* _TEXT PASSAGE_
------------------------------------------------------------------------

Mythic Space in Tolkien's Work
(The Lord of the Rings, The Hobbit and The Silmarillion)

Jean-Christophe Dufau
 

The recent filming of The Lord Of The Rings enabled neophytes to realize that one of the most down-to-earth and simultaneously enchanting aspects of Tolkien's universe was Middle-earth, the imaginary world that he created with faultless coherence both from a geographical and a historical standpoint. Yet if such coherence only worked at these two rational levels, would both the film watcher and the novel reader have been so powerfully entranced? Presumably not, insofar as only imagination and its medium - myth - are likely to involve so wide an audience. Once this is understood, we may ask how far Tolkien's space is mythic, but we shouldn't bring our questioning only this far, for then, we will also have to determine how this mythic essence leads to enchantment by delineating the concept of original space.
 

 
Language, Lore and Learning in The Lord of the Rings
Dirk Vanderbeke
 

A note of music is either right or wrong - absolutely! Not even Time can alter that: music is God's art. (Antonio Salieri in Peter Shaffer's Amadeus)

------------------------------------------------------------------------

* _SOURCE DATA_
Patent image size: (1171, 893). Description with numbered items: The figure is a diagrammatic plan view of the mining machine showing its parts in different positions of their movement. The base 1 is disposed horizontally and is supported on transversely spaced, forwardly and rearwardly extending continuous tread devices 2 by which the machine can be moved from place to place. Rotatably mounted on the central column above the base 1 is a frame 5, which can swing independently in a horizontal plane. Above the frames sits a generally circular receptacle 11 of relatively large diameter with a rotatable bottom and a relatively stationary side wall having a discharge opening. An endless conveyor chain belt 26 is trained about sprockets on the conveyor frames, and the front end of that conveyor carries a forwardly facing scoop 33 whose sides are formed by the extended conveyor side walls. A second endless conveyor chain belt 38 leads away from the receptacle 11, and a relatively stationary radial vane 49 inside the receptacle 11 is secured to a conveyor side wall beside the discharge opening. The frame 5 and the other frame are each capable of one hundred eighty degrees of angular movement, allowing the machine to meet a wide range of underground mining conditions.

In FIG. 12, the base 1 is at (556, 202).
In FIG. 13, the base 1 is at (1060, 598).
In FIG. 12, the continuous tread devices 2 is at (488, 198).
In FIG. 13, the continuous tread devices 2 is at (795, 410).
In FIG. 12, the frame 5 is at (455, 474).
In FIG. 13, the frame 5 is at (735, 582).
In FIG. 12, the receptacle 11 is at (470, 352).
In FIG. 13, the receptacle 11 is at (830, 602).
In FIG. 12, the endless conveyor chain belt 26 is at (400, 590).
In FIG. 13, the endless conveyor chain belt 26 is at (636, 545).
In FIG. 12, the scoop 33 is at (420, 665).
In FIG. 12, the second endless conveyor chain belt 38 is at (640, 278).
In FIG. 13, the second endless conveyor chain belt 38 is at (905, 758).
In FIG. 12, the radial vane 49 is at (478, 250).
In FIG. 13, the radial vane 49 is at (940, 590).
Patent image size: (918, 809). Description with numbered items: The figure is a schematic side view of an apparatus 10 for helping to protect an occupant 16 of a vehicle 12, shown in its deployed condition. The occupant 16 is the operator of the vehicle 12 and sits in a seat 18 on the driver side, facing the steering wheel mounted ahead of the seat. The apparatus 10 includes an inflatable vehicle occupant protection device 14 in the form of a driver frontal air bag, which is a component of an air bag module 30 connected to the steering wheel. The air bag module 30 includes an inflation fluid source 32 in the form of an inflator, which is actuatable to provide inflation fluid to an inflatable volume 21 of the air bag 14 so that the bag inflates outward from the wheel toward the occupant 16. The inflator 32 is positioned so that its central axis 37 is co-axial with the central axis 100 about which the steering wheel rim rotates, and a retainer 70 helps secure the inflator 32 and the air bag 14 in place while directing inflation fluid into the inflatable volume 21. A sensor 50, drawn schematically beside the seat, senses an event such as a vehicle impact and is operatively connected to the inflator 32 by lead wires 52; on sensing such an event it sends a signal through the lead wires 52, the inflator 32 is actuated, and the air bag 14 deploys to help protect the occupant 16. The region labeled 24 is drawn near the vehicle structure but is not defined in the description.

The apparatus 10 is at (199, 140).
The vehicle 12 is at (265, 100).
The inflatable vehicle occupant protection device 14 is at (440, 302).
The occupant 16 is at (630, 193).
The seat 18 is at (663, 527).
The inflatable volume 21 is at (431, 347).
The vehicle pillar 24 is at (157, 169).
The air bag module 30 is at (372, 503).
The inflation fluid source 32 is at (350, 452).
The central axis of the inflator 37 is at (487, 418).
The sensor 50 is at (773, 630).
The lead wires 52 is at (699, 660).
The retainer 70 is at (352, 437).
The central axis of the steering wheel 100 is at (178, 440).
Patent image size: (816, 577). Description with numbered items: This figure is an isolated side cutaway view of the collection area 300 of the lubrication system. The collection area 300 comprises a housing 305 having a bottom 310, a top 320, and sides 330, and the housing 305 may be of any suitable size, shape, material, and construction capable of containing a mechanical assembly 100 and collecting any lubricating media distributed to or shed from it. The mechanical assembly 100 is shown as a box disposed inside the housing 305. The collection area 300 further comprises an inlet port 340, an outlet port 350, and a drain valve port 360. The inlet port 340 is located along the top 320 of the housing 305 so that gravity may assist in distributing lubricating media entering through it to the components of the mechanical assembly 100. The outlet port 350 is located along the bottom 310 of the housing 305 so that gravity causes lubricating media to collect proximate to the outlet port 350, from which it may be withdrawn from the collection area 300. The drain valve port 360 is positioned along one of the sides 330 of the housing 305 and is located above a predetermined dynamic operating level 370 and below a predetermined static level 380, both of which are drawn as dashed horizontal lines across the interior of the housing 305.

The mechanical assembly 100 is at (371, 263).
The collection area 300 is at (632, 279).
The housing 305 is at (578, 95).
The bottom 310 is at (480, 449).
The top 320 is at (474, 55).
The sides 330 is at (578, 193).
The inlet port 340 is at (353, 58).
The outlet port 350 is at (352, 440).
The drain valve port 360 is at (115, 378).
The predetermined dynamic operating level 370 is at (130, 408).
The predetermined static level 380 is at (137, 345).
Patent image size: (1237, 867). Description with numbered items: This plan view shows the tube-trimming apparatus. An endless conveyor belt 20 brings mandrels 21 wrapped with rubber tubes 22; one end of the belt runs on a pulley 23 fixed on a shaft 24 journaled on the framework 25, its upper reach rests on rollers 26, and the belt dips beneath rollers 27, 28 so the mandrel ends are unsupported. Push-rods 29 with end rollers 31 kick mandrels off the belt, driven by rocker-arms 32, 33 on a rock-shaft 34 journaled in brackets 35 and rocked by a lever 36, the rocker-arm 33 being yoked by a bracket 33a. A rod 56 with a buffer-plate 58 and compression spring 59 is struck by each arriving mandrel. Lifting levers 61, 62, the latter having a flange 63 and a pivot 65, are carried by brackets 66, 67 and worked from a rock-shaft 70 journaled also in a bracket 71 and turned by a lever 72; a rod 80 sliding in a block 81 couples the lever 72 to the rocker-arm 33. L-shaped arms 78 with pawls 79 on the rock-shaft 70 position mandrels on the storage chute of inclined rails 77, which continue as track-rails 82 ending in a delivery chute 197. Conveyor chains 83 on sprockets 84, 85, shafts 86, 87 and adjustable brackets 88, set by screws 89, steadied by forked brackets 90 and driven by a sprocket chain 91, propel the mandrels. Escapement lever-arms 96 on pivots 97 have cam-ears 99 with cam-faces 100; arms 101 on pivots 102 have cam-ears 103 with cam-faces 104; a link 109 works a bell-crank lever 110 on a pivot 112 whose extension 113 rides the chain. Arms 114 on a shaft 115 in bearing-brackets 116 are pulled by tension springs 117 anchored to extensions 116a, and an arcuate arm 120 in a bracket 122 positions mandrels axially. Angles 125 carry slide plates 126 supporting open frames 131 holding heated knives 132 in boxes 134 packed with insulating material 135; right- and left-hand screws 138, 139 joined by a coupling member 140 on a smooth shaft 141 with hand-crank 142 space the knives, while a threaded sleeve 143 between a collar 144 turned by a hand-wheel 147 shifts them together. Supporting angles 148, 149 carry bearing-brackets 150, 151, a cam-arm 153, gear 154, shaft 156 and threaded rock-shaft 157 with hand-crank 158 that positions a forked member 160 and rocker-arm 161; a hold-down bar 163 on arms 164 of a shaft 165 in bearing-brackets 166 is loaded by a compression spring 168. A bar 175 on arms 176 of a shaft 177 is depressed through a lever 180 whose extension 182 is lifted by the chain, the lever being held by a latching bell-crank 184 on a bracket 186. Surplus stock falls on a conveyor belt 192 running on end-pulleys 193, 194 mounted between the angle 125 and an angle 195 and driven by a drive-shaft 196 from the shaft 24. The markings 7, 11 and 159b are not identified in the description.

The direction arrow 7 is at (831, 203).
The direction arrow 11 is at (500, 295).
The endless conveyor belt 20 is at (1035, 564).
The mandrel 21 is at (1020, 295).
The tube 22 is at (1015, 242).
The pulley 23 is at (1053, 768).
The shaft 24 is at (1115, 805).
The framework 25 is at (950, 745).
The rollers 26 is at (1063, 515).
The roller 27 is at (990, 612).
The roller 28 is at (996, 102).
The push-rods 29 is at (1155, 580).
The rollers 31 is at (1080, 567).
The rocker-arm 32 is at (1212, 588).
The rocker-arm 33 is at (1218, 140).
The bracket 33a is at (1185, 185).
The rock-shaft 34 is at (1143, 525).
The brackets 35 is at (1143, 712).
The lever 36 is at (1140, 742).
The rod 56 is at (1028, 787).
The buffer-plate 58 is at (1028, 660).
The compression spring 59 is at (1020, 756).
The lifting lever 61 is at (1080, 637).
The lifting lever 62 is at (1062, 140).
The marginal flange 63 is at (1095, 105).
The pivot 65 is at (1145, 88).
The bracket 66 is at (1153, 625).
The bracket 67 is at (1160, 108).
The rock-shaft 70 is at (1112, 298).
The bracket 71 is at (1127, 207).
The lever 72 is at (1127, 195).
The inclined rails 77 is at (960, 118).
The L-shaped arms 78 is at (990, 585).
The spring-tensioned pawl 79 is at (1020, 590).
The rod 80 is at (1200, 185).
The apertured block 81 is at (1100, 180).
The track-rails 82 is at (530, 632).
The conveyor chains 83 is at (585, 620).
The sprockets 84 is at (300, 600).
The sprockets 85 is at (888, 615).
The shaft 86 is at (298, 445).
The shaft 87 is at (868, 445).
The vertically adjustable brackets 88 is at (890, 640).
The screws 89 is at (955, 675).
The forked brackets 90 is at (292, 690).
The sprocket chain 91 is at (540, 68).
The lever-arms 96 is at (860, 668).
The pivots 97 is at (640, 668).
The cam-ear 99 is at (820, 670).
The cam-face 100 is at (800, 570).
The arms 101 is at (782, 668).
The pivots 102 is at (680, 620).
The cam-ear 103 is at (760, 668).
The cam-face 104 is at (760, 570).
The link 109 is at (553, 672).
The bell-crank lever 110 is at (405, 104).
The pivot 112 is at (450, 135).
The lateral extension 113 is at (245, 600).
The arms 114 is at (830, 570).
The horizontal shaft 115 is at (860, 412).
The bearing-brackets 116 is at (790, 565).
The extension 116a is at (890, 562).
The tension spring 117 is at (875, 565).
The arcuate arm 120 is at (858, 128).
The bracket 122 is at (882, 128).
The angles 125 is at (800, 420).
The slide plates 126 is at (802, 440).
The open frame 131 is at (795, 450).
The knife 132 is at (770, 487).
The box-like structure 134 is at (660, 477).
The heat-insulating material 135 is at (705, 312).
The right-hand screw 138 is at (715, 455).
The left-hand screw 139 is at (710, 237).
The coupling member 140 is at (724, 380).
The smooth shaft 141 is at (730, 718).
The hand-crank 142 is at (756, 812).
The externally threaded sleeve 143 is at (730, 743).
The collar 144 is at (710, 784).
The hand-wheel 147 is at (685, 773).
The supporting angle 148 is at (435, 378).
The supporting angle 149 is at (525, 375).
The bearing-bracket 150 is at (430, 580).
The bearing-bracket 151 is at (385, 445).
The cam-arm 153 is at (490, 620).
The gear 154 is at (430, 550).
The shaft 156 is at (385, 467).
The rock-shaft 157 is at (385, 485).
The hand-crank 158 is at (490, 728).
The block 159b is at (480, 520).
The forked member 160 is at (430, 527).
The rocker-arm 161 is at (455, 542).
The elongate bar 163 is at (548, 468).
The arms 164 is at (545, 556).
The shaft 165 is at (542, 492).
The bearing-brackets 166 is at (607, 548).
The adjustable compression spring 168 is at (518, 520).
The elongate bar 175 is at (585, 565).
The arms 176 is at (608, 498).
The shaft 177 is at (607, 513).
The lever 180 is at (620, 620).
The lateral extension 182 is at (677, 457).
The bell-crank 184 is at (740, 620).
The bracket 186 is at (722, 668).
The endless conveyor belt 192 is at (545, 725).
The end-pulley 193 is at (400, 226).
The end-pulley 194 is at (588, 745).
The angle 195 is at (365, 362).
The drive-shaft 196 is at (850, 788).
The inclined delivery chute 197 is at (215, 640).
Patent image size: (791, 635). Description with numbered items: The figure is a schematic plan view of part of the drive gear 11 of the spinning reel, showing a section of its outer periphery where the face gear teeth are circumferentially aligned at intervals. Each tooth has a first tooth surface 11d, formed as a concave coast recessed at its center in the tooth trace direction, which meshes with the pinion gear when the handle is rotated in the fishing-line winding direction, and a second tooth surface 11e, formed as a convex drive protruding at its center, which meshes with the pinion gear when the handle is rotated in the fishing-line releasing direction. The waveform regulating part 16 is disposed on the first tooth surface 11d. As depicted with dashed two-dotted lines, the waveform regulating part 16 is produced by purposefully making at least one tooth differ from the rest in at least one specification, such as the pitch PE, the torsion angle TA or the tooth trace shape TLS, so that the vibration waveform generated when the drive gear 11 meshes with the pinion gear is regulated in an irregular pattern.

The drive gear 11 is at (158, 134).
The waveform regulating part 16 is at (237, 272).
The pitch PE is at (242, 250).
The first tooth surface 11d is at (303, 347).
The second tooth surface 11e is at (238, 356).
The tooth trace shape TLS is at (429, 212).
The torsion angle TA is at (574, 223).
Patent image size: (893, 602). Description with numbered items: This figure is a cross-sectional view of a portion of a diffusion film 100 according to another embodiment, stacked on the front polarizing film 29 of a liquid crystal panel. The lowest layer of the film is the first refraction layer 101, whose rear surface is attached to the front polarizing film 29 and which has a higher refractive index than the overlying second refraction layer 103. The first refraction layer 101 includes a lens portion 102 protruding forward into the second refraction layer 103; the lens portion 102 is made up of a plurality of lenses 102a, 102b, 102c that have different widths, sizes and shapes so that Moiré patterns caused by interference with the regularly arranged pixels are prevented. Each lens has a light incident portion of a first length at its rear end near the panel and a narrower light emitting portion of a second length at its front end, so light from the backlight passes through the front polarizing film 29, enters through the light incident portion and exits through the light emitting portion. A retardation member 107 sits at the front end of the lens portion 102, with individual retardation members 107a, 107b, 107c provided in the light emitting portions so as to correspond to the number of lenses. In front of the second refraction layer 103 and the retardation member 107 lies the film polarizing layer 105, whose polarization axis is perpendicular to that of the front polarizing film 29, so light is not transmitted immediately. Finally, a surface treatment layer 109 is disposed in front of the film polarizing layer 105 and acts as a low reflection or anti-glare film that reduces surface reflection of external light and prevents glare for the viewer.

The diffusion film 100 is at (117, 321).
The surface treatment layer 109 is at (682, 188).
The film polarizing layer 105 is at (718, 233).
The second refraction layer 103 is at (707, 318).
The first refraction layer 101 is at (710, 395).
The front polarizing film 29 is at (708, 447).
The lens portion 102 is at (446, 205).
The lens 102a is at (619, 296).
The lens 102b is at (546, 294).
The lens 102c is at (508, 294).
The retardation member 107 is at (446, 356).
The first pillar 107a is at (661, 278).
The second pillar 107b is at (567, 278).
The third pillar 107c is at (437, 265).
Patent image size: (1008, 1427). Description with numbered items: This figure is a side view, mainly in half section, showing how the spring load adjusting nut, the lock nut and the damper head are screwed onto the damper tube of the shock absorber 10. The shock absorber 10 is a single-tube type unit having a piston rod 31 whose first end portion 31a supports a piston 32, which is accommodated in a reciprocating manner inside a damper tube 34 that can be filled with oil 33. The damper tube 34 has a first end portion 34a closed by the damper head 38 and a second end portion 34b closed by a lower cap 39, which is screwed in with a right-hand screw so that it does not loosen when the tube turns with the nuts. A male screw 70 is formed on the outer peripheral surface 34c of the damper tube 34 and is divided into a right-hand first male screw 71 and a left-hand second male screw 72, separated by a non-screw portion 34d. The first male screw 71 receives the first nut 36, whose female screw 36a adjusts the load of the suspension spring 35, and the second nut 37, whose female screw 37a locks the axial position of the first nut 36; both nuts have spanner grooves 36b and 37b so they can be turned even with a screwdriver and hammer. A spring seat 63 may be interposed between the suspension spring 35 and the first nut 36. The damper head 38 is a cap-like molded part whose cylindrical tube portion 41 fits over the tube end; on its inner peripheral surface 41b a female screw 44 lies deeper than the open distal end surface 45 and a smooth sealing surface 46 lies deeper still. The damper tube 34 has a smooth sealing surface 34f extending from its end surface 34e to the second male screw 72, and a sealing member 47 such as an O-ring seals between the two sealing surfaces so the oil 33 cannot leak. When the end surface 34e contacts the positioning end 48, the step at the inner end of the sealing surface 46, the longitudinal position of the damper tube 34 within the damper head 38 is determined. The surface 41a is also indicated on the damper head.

------------------------------------------------------------------------

* _TASKS FOR THIS EXERCISE_
1 - Answer these questions from the text on Tolkien:
(a) Who is named as the author of "Mythic Space in Tolkien's Work"?
(b) What imaginary world does the text say Tolkien created?
(c) To whom is the line "music is God's art" attributed?
2 - Please edit the text on Tolkien from "Jean-Christophe Dufau" up to and including "of original space.", replacing "neophytes" with "newcomers".

* _RESPONSES BY TASK_
1 -
(a) Jean-Christophe Dufau
(b) Middle-earth
(c) Antonio Salieri in Peter Shaffer's Amadeus

2 -
Jean-Christophe Dufau
 

The recent filming of The Lord Of The Rings enabled newcomers to realize that one of the most down-to-earth and simultaneously enchanting aspects of Tolkien's universe was Middle-earth, the imaginary world that he created with faultless coherence both from a geographical and a historical standpoint. Yet if such coherence only worked at these two rational levels, would both the film watcher and the novel reader have been so powerfully entranced? Presumably not, insofar as only imagination and its medium - myth - are likely to involve so wide an audience. Once this is understood, we may ask how far Tolkien's space is mythic, but we shouldn't bring our questioning only this far, for then, we will also have to determine how this mythic essence leads to enchantment by delineating the concept of original space.